» EXTRACTED DATA
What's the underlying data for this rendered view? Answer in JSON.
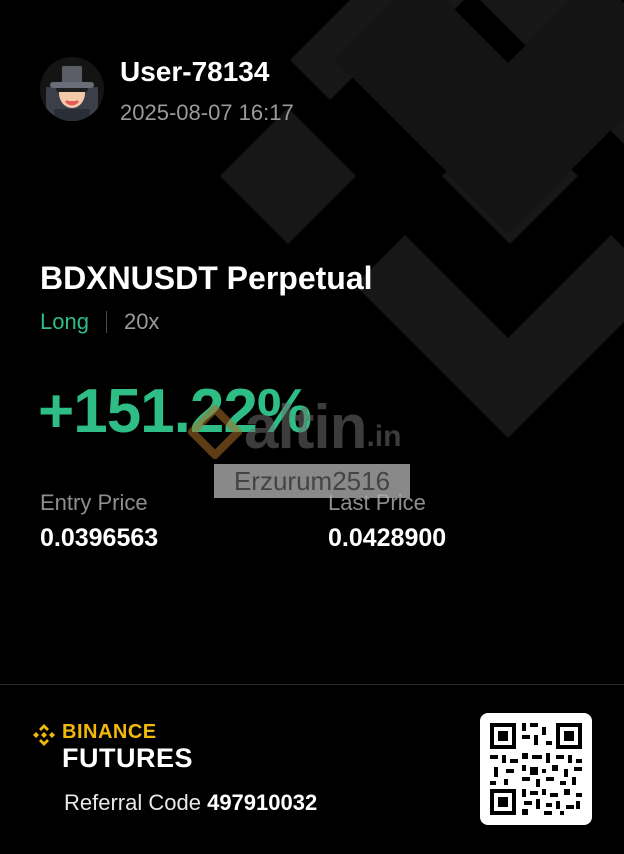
{
  "user": {
    "name": "User-78134",
    "timestamp": "2025-08-07 16:17"
  },
  "position": {
    "symbol": "BDXNUSDT Perpetual",
    "side": "Long",
    "leverage": "20x",
    "pnl_percent": "+151.22%",
    "entry_label": "Entry Price",
    "entry_price": "0.0396563",
    "last_label": "Last Price",
    "last_price": "0.0428900"
  },
  "watermark": {
    "site": "altin",
    "tld": ".in",
    "tag": "Erzurum2516"
  },
  "footer": {
    "brand": "BINANCE",
    "product": "FUTURES",
    "referral_label": "Referral Code",
    "referral_code": "497910032"
  },
  "colors": {
    "background": "#000000",
    "profit_green": "#2ebd85",
    "brand_yellow": "#f0b90b",
    "muted_text": "#9a9a9a"
  },
  "icons": {
    "avatar": "user-avatar-icon",
    "brand": "binance-logo-icon",
    "qr": "qr-code-icon"
  }
}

» WORK INSTRUCTIONS
Pictures are excluded; output everything else in the data verbatim.

» TASK ANSWER
What's the underlying data for this rendered view? Answer in JSON.
{
  "user": {
    "name": "User-78134",
    "timestamp": "2025-08-07 16:17"
  },
  "position": {
    "symbol": "BDXNUSDT Perpetual",
    "side": "Long",
    "leverage": "20x",
    "pnl_percent": "+151.22%",
    "entry_label": "Entry Price",
    "entry_price": "0.0396563",
    "last_label": "Last Price",
    "last_price": "0.0428900"
  },
  "watermark": {
    "site": "altin",
    "tld": ".in",
    "tag": "Erzurum2516"
  },
  "footer": {
    "brand": "BINANCE",
    "product": "FUTURES",
    "referral_label": "Referral Code",
    "referral_code": "497910032"
  },
  "colors": {
    "background": "#000000",
    "profit_green": "#2ebd85",
    "brand_yellow": "#f0b90b",
    "muted_text": "#9a9a9a"
  },
  "icons": {
    "avatar": "user-avatar-icon",
    "brand": "binance-logo-icon",
    "qr": "qr-code-icon"
  }
}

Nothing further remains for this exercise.